------ SOURCE RECORDS

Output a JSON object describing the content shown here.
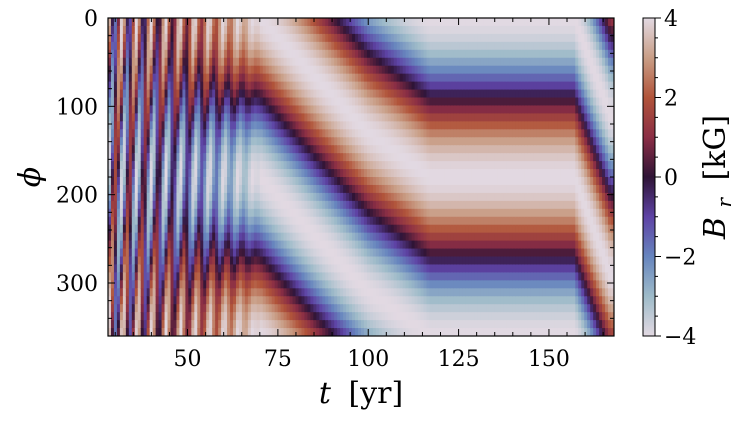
{
  "chart_data": {
    "type": "heatmap",
    "title": "",
    "xlabel_symbol": "t",
    "xlabel_unit": "[yr]",
    "ylabel_symbol": "ϕ",
    "colorbar_label_symbol": "B",
    "colorbar_label_subscript": "r",
    "colorbar_label_unit": "[kG]",
    "xlim": [
      28,
      168
    ],
    "ylim": [
      360,
      0
    ],
    "x_ticks": [
      50,
      75,
      100,
      125,
      150
    ],
    "y_ticks": [
      0,
      100,
      200,
      300
    ],
    "colorbar_range": [
      -4,
      4
    ],
    "colorbar_ticks": [
      4,
      2,
      0,
      -2,
      -4
    ],
    "colorbar_tick_labels": [
      "4",
      "2",
      "0",
      "−2",
      "−4"
    ],
    "colormap": "twilight_shifted",
    "colormap_stops": [
      {
        "value": -4,
        "color": "#e2d9e2"
      },
      {
        "value": -3,
        "color": "#9ebbc9"
      },
      {
        "value": -2,
        "color": "#6785be"
      },
      {
        "value": -1,
        "color": "#5e43a5"
      },
      {
        "value": 0,
        "color": "#2f1436"
      },
      {
        "value": 1,
        "color": "#8b2e45"
      },
      {
        "value": 2,
        "color": "#b1543a"
      },
      {
        "value": 3,
        "color": "#c99e86"
      },
      {
        "value": 4,
        "color": "#e2d9e2"
      }
    ],
    "pattern_phase_track": [
      {
        "t": 28,
        "phi": 0
      },
      {
        "t": 70,
        "phi": 0
      },
      {
        "t": 86,
        "phi": 70
      },
      {
        "t": 100,
        "phi": 130
      },
      {
        "t": 117,
        "phi": 180
      },
      {
        "t": 157,
        "phi": 180
      },
      {
        "t": 167,
        "phi": 290
      }
    ],
    "early_oscillation_period_yr": 4,
    "early_oscillation_end_t": 70
  }
}
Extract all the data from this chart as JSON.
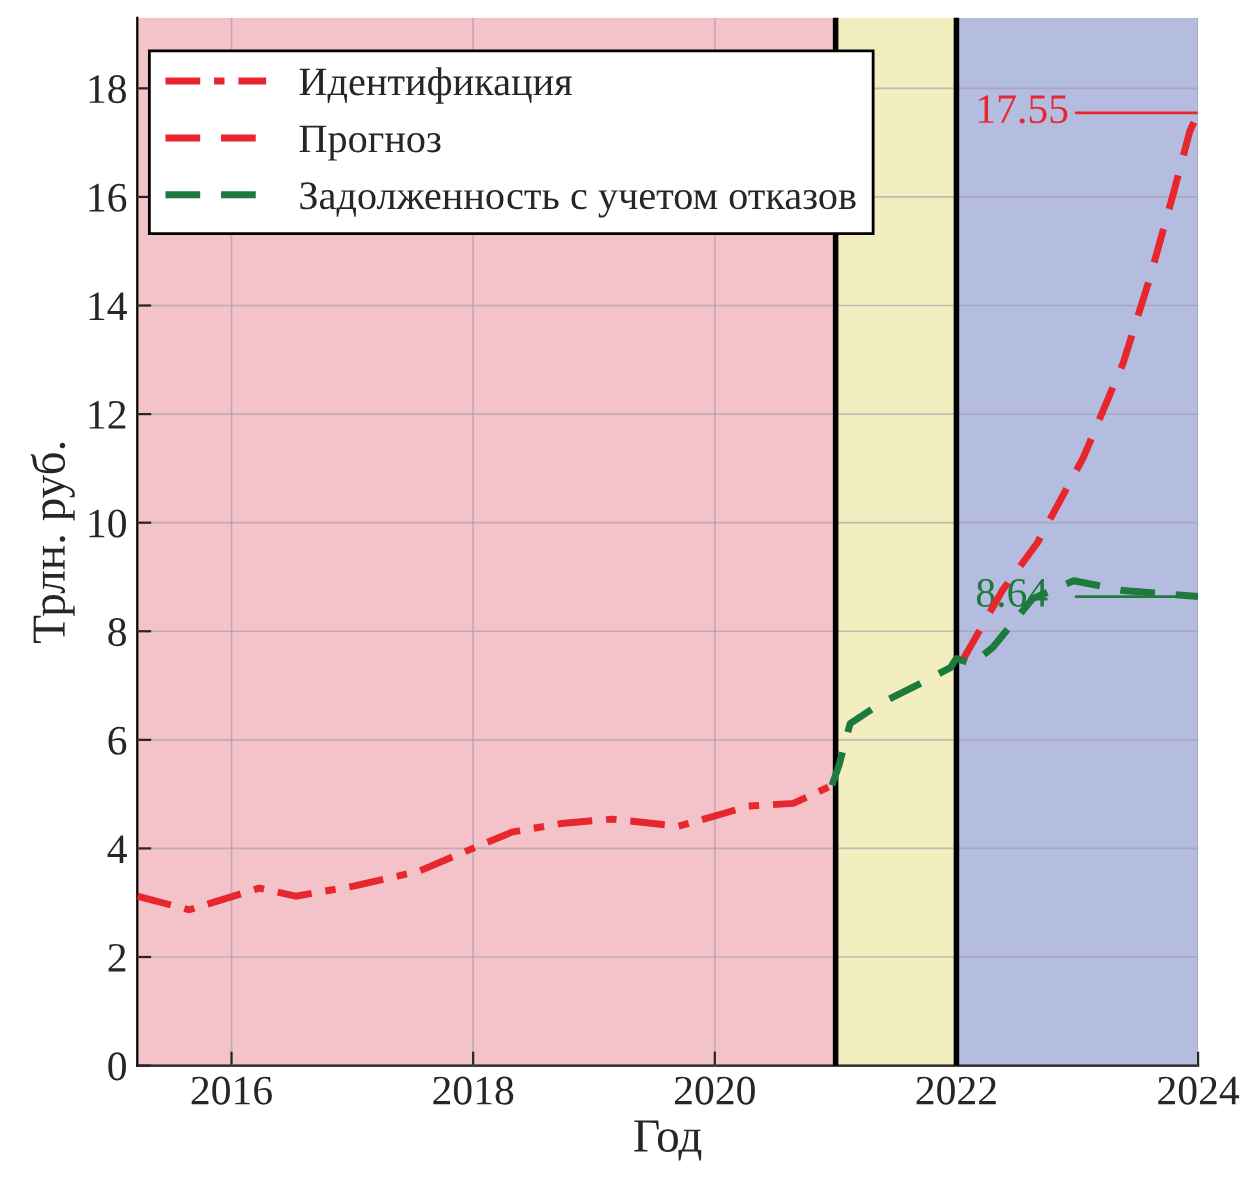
{
  "chart_data": {
    "type": "line",
    "xlabel": "Год",
    "ylabel": "Трлн. руб.",
    "xlim": [
      2015.22,
      2024
    ],
    "ylim": [
      0,
      19.3
    ],
    "xticks": [
      2016,
      2018,
      2020,
      2022,
      2024
    ],
    "yticks": [
      0,
      2,
      4,
      6,
      8,
      10,
      12,
      14,
      16,
      18
    ],
    "grid": true,
    "legend": "top left",
    "marker": "none",
    "series": [
      {
        "name": "Идентификация",
        "color": "#e8262e",
        "line_style": "dashdot",
        "x": [
          2015.22,
          2015.65,
          2016.23,
          2016.53,
          2017.02,
          2017.55,
          2017.9,
          2018.32,
          2018.73,
          2019.15,
          2019.7,
          2020.05,
          2020.28,
          2020.65,
          2020.97
        ],
        "values": [
          3.12,
          2.87,
          3.27,
          3.12,
          3.31,
          3.58,
          3.91,
          4.3,
          4.46,
          4.54,
          4.41,
          4.63,
          4.78,
          4.83,
          5.16
        ]
      },
      {
        "name": "Прогноз",
        "color": "#e8262e",
        "line_style": "dashed",
        "x": [
          2022.05,
          2022.38,
          2022.67,
          2023.05,
          2023.38,
          2023.6,
          2023.8,
          2023.93,
          2024
        ],
        "values": [
          7.46,
          8.75,
          9.63,
          11.2,
          12.94,
          14.5,
          16.1,
          17.2,
          17.55
        ]
      },
      {
        "name": "Задолженность с учетом отказов",
        "color": "#1e7a3c",
        "line_style": "dashed",
        "x": [
          2020.97,
          2021.03,
          2021.12,
          2021.37,
          2021.72,
          2021.95,
          2022.0,
          2022.13,
          2022.3,
          2022.63,
          2022.97,
          2023.38,
          2024
        ],
        "values": [
          5.16,
          5.55,
          6.3,
          6.67,
          7.06,
          7.33,
          7.5,
          7.4,
          7.7,
          8.6,
          8.93,
          8.75,
          8.64
        ]
      }
    ],
    "bands": [
      {
        "axis": "x",
        "from": 2015.22,
        "to": 2021,
        "color": "#f4c3c9"
      },
      {
        "axis": "x",
        "from": 2021,
        "to": 2022,
        "color": "#f3eec0"
      },
      {
        "axis": "x",
        "from": 2022,
        "to": 2024,
        "color": "#b4bde0"
      }
    ],
    "ref_lines": [
      {
        "axis": "x",
        "value": 2021,
        "color": "#000000"
      },
      {
        "axis": "x",
        "value": 2022,
        "color": "#000000"
      },
      {
        "axis": "y",
        "value": 17.55,
        "label": "17.55",
        "color": "#e8262e"
      },
      {
        "axis": "y",
        "value": 8.64,
        "label": "8.64",
        "color": "#1e7a3c"
      }
    ]
  }
}
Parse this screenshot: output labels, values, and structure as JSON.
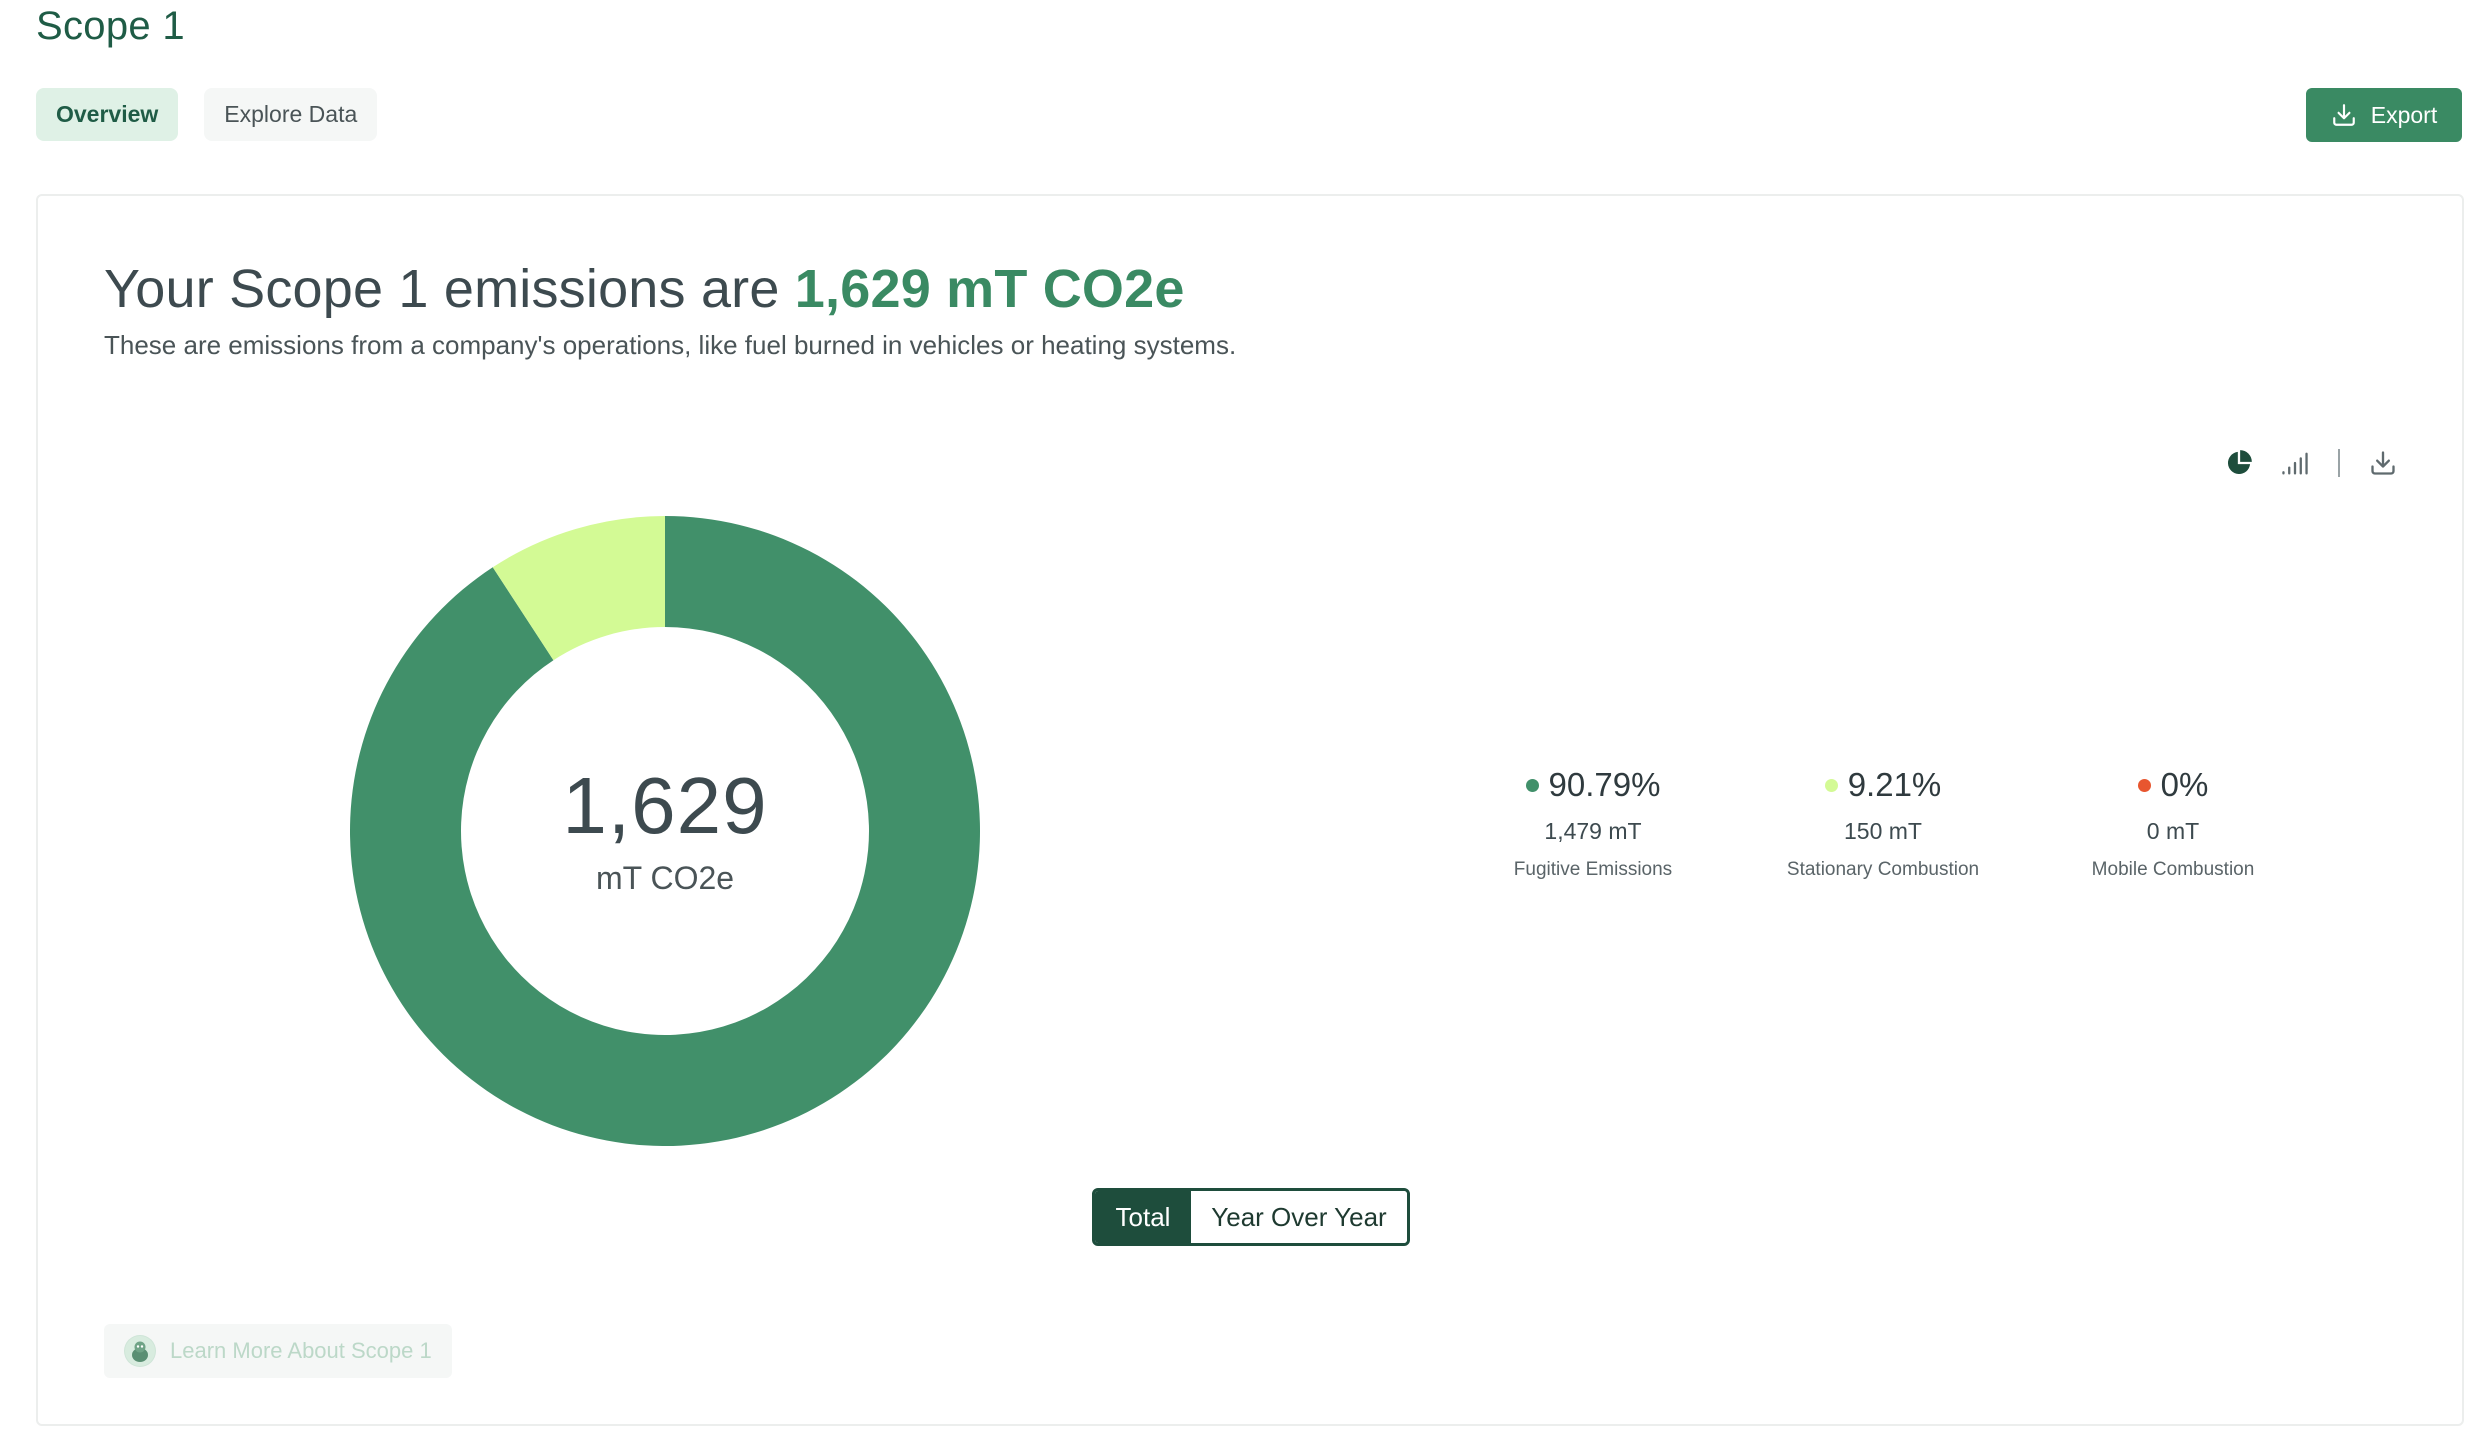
{
  "page": {
    "title": "Scope 1"
  },
  "tabs": [
    {
      "label": "Overview",
      "active": true
    },
    {
      "label": "Explore Data",
      "active": false
    }
  ],
  "export": {
    "label": "Export",
    "icon": "download-icon"
  },
  "summary": {
    "headline_prefix": "Your Scope 1 emissions are ",
    "headline_value": "1,629 mT CO2e",
    "description": "These are emissions from a company's operations, like fuel burned in vehicles or heating systems."
  },
  "chart_tools": [
    "pie-chart-icon",
    "bar-chart-icon",
    "download-icon"
  ],
  "chart_data": {
    "type": "pie",
    "donut": true,
    "center_value": "1,629",
    "center_unit": "mT CO2e",
    "categories": [
      "Fugitive Emissions",
      "Stationary Combustion",
      "Mobile Combustion"
    ],
    "values": [
      1479,
      150,
      0
    ],
    "value_labels": [
      "1,479 mT",
      "150 mT",
      "0 mT"
    ],
    "percent_labels": [
      "90.79%",
      "9.21%",
      "0%"
    ],
    "colors": [
      "#41906a",
      "#d3fa95",
      "#e8562f"
    ],
    "legend_position": "right"
  },
  "view_toggle": {
    "options": [
      "Total",
      "Year Over Year"
    ],
    "selected": "Total"
  },
  "learn_more": {
    "label": "Learn More About Scope 1"
  }
}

------------

BRIEF: Pull out all lines from the entries above that include the word "this".

COMPLETED EXERCISE:
Extract all the data from this chart as JSON.
Parse this screenshot: output labels, values, and structure as JSON.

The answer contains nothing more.